• _Task statement_: Set down each record exactly as written.

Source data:
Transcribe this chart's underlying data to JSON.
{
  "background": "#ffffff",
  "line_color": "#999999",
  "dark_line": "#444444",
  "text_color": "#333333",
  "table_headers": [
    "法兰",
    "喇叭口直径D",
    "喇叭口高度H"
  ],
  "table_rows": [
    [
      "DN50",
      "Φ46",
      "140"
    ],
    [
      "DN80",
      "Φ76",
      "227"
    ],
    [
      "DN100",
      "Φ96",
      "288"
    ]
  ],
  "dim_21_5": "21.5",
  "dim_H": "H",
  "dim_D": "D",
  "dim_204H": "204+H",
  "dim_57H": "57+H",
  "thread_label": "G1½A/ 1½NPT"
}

• _Expected output_:
Transcribe this chart's underlying data to JSON.
{
  "background": "#ffffff",
  "line_color": "#999999",
  "dark_line": "#444444",
  "text_color": "#333333",
  "table_headers": [
    "法兰",
    "喇叭口直径D",
    "喇叭口高度H"
  ],
  "table_rows": [
    [
      "DN50",
      "Φ46",
      "140"
    ],
    [
      "DN80",
      "Φ76",
      "227"
    ],
    [
      "DN100",
      "Φ96",
      "288"
    ]
  ],
  "dim_21_5": "21.5",
  "dim_H": "H",
  "dim_D": "D",
  "dim_204H": "204+H",
  "dim_57H": "57+H",
  "thread_label": "G1½A/ 1½NPT"
}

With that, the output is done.